## Short exercise
Pull out every line in the data that has the string "Республики" in it.

## Provided records
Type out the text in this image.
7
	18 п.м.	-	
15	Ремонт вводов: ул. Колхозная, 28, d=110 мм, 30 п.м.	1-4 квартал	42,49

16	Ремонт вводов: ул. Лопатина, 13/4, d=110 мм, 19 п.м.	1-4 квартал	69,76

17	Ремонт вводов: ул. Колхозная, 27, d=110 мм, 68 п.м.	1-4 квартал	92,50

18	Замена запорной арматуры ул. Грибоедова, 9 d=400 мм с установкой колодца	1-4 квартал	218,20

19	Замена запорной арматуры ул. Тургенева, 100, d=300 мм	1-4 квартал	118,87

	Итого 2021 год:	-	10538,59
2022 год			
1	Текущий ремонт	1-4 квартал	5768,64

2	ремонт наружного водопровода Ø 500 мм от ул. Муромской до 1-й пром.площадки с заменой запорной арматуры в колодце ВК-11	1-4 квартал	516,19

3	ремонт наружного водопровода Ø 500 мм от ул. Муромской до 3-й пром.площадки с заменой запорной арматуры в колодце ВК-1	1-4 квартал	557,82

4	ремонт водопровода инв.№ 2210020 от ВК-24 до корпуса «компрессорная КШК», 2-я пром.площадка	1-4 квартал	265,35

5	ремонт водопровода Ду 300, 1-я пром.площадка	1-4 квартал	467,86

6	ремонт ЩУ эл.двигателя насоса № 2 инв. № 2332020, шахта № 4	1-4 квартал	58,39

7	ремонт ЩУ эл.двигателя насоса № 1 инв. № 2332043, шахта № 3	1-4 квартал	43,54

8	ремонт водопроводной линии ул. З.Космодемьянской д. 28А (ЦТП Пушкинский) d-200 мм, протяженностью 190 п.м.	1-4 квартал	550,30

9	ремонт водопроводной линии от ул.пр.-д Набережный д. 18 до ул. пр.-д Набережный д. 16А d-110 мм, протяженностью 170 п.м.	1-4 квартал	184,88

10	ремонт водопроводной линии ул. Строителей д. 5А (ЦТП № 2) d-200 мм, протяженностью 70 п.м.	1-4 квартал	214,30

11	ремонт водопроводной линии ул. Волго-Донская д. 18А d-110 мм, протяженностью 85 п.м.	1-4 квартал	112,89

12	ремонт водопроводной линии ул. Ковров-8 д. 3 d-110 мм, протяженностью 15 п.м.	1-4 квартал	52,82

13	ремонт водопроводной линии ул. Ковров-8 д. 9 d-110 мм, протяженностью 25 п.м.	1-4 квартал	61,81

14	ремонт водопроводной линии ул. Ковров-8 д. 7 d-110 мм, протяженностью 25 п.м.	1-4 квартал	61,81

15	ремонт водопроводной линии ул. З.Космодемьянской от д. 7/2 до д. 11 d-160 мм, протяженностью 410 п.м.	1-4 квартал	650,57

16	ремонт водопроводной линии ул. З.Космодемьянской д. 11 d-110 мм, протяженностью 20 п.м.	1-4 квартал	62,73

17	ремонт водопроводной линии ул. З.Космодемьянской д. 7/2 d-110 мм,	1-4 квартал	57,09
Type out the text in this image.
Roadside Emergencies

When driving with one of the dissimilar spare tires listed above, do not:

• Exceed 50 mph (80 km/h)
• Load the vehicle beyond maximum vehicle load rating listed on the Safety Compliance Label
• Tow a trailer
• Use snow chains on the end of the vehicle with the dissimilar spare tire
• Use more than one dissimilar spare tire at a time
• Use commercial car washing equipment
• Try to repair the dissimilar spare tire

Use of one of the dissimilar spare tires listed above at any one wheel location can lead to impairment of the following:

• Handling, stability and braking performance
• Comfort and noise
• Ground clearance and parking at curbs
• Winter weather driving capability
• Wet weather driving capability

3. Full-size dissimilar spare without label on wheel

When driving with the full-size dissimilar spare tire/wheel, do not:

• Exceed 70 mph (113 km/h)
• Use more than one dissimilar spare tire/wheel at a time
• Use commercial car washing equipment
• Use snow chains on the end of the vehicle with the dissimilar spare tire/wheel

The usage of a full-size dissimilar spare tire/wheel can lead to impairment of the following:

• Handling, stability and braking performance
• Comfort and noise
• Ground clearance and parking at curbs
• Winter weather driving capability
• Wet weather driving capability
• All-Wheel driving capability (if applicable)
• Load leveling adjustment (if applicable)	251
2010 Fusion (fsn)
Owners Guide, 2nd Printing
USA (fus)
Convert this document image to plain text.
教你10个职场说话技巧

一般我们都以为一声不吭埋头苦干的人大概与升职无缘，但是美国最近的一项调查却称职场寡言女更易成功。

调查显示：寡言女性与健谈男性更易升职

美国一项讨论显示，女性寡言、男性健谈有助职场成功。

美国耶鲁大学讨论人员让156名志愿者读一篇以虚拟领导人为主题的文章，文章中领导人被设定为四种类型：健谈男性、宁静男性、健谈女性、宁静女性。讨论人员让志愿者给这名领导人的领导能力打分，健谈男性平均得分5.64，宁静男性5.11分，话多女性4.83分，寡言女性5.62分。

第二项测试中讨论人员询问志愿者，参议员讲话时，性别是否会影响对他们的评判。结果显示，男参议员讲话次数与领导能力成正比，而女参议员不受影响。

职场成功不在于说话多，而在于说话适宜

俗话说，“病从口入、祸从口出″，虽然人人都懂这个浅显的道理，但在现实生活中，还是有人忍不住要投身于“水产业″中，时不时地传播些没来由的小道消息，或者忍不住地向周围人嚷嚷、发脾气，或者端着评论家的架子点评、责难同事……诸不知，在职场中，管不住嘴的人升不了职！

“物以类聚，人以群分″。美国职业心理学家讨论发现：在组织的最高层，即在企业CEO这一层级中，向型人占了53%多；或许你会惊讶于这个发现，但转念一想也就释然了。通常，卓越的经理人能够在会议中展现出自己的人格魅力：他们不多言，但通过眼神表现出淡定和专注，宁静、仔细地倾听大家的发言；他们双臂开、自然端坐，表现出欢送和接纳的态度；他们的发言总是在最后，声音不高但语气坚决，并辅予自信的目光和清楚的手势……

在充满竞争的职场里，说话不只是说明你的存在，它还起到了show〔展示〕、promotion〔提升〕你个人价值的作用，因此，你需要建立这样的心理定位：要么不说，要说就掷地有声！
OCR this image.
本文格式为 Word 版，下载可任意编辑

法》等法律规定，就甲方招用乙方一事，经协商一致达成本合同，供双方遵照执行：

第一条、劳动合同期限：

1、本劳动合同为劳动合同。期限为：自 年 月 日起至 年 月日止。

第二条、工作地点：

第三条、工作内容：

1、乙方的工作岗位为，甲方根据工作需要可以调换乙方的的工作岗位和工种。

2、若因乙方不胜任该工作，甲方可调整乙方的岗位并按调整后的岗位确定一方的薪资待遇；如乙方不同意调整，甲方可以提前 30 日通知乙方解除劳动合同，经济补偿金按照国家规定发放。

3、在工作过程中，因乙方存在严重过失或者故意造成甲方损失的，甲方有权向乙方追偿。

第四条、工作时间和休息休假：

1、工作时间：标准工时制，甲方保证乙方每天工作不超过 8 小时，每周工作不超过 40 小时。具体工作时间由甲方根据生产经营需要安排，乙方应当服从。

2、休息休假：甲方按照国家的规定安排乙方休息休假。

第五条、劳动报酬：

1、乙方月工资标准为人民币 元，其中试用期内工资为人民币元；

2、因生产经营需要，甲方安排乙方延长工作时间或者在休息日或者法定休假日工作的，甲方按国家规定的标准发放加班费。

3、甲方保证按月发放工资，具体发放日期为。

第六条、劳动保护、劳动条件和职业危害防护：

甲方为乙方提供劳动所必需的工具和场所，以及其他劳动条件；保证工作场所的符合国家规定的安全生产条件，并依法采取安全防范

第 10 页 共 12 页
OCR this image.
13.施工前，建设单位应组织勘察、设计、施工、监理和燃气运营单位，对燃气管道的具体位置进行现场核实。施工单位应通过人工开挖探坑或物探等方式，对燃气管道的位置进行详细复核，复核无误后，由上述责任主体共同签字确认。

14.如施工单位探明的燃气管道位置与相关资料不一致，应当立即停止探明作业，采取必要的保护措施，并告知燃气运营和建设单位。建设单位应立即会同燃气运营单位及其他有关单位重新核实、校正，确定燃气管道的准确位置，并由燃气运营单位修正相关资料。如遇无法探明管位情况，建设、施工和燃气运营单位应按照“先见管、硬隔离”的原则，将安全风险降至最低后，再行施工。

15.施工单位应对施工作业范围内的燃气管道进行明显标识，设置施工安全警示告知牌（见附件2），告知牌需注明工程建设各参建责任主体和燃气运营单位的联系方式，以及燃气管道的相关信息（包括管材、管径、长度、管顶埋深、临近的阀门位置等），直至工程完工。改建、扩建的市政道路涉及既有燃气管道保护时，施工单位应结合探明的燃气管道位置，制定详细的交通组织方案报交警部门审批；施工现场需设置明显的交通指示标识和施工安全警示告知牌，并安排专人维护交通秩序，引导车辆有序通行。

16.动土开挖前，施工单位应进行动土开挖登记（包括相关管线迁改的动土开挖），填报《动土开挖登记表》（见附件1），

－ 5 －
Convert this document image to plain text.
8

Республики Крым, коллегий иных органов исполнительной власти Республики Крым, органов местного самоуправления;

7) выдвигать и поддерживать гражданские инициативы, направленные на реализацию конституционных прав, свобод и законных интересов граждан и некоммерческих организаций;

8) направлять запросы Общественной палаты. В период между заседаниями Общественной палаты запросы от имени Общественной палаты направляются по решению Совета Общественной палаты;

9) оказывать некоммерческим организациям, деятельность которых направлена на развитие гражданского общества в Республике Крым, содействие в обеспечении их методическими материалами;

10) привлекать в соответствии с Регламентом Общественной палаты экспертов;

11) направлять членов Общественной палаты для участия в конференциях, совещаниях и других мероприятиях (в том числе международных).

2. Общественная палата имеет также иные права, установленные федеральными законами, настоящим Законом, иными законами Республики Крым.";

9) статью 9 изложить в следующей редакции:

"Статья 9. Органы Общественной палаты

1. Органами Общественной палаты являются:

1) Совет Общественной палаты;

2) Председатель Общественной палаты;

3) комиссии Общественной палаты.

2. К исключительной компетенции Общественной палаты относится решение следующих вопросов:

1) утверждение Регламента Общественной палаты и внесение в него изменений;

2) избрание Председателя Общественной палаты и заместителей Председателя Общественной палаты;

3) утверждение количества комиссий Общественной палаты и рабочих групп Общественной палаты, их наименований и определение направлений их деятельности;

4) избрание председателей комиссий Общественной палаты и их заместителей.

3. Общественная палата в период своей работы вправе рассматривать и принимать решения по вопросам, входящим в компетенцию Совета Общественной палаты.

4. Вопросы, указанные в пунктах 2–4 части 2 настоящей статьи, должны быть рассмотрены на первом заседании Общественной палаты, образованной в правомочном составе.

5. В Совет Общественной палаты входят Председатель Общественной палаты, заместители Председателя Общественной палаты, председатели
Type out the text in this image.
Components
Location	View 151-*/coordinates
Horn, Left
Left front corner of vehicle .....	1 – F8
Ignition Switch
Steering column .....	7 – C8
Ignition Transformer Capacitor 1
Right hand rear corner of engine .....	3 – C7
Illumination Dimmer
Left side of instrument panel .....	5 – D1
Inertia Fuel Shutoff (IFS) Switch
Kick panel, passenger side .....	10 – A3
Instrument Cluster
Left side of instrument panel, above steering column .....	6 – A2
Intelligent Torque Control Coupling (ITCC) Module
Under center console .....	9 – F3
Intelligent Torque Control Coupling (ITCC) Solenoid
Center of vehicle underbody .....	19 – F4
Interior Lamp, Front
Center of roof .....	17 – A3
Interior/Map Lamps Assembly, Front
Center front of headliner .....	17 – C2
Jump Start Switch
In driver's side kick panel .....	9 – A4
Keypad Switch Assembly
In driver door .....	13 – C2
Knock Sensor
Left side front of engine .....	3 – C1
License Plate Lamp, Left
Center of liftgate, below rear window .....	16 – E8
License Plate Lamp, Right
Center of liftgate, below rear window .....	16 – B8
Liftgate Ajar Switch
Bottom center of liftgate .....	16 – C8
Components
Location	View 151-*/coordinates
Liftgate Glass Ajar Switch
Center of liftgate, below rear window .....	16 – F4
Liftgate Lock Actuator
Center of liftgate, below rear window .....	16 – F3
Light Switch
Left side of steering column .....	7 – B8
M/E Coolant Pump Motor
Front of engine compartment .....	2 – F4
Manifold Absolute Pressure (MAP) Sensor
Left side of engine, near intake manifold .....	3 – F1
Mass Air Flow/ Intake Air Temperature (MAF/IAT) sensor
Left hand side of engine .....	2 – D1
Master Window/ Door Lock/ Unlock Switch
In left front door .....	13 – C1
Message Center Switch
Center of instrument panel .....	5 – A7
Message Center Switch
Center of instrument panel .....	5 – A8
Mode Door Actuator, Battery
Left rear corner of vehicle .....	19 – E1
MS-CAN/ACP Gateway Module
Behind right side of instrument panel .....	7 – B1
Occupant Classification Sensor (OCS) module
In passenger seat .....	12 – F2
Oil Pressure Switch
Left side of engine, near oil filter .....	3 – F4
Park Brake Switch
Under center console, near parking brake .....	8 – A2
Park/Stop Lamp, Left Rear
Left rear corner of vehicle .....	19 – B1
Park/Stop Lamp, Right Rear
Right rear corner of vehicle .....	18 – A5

## Written answer
Республики Крым, коллегий иных органов исполнительной власти Республики Крым, органов местного самоуправления;
2. Общественная палата имеет также иные права, установленные федеральными законами, настоящим Законом, иными законами Республики Крым.";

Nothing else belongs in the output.